*YOUR OBJECTIVE*.
Transcribe every line exactly. Leave the pictures behind.

*** LISTED RECORDS ***

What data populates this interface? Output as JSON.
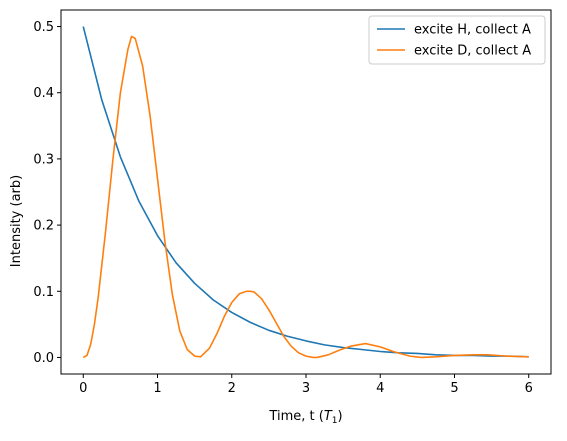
{
  "chart_data": {
    "type": "line",
    "xlabel": "Time, t (",
    "xlabel_math": "T",
    "xlabel_sub": "1",
    "xlabel_close": ")",
    "ylabel": "Intensity (arb)",
    "xlim": [
      -0.3,
      6.3
    ],
    "ylim": [
      -0.025,
      0.525
    ],
    "xticks": [
      0,
      1,
      2,
      3,
      4,
      5,
      6
    ],
    "xtick_labels": [
      "0",
      "1",
      "2",
      "3",
      "4",
      "5",
      "6"
    ],
    "yticks": [
      0.0,
      0.1,
      0.2,
      0.3,
      0.4,
      0.5
    ],
    "ytick_labels": [
      "0.0",
      "0.1",
      "0.2",
      "0.3",
      "0.4",
      "0.5"
    ],
    "grid": false,
    "legend_position": "top-right",
    "series": [
      {
        "name": "excite H, collect A",
        "color": "#1f77b4",
        "x": [
          0,
          0.25,
          0.5,
          0.75,
          1.0,
          1.25,
          1.5,
          1.75,
          2.0,
          2.25,
          2.5,
          2.75,
          3.0,
          3.25,
          3.5,
          3.75,
          4.0,
          4.25,
          4.5,
          4.75,
          5.0,
          5.25,
          5.5,
          5.75,
          6.0
        ],
        "y": [
          0.5,
          0.389,
          0.303,
          0.236,
          0.184,
          0.143,
          0.112,
          0.087,
          0.068,
          0.053,
          0.041,
          0.032,
          0.025,
          0.019,
          0.015,
          0.012,
          0.009,
          0.007,
          0.006,
          0.004,
          0.003,
          0.003,
          0.002,
          0.002,
          0.001
        ]
      },
      {
        "name": "excite D, collect A",
        "color": "#ff7f0e",
        "x": [
          0,
          0.05,
          0.1,
          0.15,
          0.2,
          0.3,
          0.4,
          0.5,
          0.6,
          0.65,
          0.7,
          0.8,
          0.9,
          1.0,
          1.1,
          1.2,
          1.3,
          1.4,
          1.5,
          1.58,
          1.7,
          1.8,
          1.9,
          2.0,
          2.1,
          2.2,
          2.25,
          2.3,
          2.4,
          2.5,
          2.6,
          2.7,
          2.8,
          2.9,
          3.0,
          3.1,
          3.15,
          3.3,
          3.45,
          3.6,
          3.8,
          4.0,
          4.2,
          4.4,
          4.55,
          4.75,
          5.0,
          5.25,
          5.45,
          5.7,
          6.0
        ],
        "y": [
          0.0,
          0.003,
          0.02,
          0.05,
          0.09,
          0.19,
          0.3,
          0.4,
          0.465,
          0.485,
          0.482,
          0.44,
          0.365,
          0.27,
          0.175,
          0.095,
          0.04,
          0.012,
          0.002,
          0.001,
          0.014,
          0.036,
          0.062,
          0.083,
          0.096,
          0.1,
          0.1,
          0.099,
          0.089,
          0.072,
          0.052,
          0.032,
          0.017,
          0.007,
          0.002,
          0.0,
          0.0,
          0.004,
          0.011,
          0.017,
          0.021,
          0.016,
          0.008,
          0.002,
          0.0,
          0.001,
          0.003,
          0.004,
          0.004,
          0.002,
          0.001
        ]
      }
    ]
  }
}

***

*OUTPUT OF THE TASK*.
What data populates this interface? Output as JSON.
{
  "chart_data": {
    "type": "line",
    "xlabel": "Time, t (",
    "xlabel_math": "T",
    "xlabel_sub": "1",
    "xlabel_close": ")",
    "ylabel": "Intensity (arb)",
    "xlim": [
      -0.3,
      6.3
    ],
    "ylim": [
      -0.025,
      0.525
    ],
    "xticks": [
      0,
      1,
      2,
      3,
      4,
      5,
      6
    ],
    "xtick_labels": [
      "0",
      "1",
      "2",
      "3",
      "4",
      "5",
      "6"
    ],
    "yticks": [
      0.0,
      0.1,
      0.2,
      0.3,
      0.4,
      0.5
    ],
    "ytick_labels": [
      "0.0",
      "0.1",
      "0.2",
      "0.3",
      "0.4",
      "0.5"
    ],
    "grid": false,
    "legend_position": "top-right",
    "series": [
      {
        "name": "excite H, collect A",
        "color": "#1f77b4",
        "x": [
          0,
          0.25,
          0.5,
          0.75,
          1.0,
          1.25,
          1.5,
          1.75,
          2.0,
          2.25,
          2.5,
          2.75,
          3.0,
          3.25,
          3.5,
          3.75,
          4.0,
          4.25,
          4.5,
          4.75,
          5.0,
          5.25,
          5.5,
          5.75,
          6.0
        ],
        "y": [
          0.5,
          0.389,
          0.303,
          0.236,
          0.184,
          0.143,
          0.112,
          0.087,
          0.068,
          0.053,
          0.041,
          0.032,
          0.025,
          0.019,
          0.015,
          0.012,
          0.009,
          0.007,
          0.006,
          0.004,
          0.003,
          0.003,
          0.002,
          0.002,
          0.001
        ]
      },
      {
        "name": "excite D, collect A",
        "color": "#ff7f0e",
        "x": [
          0,
          0.05,
          0.1,
          0.15,
          0.2,
          0.3,
          0.4,
          0.5,
          0.6,
          0.65,
          0.7,
          0.8,
          0.9,
          1.0,
          1.1,
          1.2,
          1.3,
          1.4,
          1.5,
          1.58,
          1.7,
          1.8,
          1.9,
          2.0,
          2.1,
          2.2,
          2.25,
          2.3,
          2.4,
          2.5,
          2.6,
          2.7,
          2.8,
          2.9,
          3.0,
          3.1,
          3.15,
          3.3,
          3.45,
          3.6,
          3.8,
          4.0,
          4.2,
          4.4,
          4.55,
          4.75,
          5.0,
          5.25,
          5.45,
          5.7,
          6.0
        ],
        "y": [
          0.0,
          0.003,
          0.02,
          0.05,
          0.09,
          0.19,
          0.3,
          0.4,
          0.465,
          0.485,
          0.482,
          0.44,
          0.365,
          0.27,
          0.175,
          0.095,
          0.04,
          0.012,
          0.002,
          0.001,
          0.014,
          0.036,
          0.062,
          0.083,
          0.096,
          0.1,
          0.1,
          0.099,
          0.089,
          0.072,
          0.052,
          0.032,
          0.017,
          0.007,
          0.002,
          0.0,
          0.0,
          0.004,
          0.011,
          0.017,
          0.021,
          0.016,
          0.008,
          0.002,
          0.0,
          0.001,
          0.003,
          0.004,
          0.004,
          0.002,
          0.001
        ]
      }
    ]
  }
}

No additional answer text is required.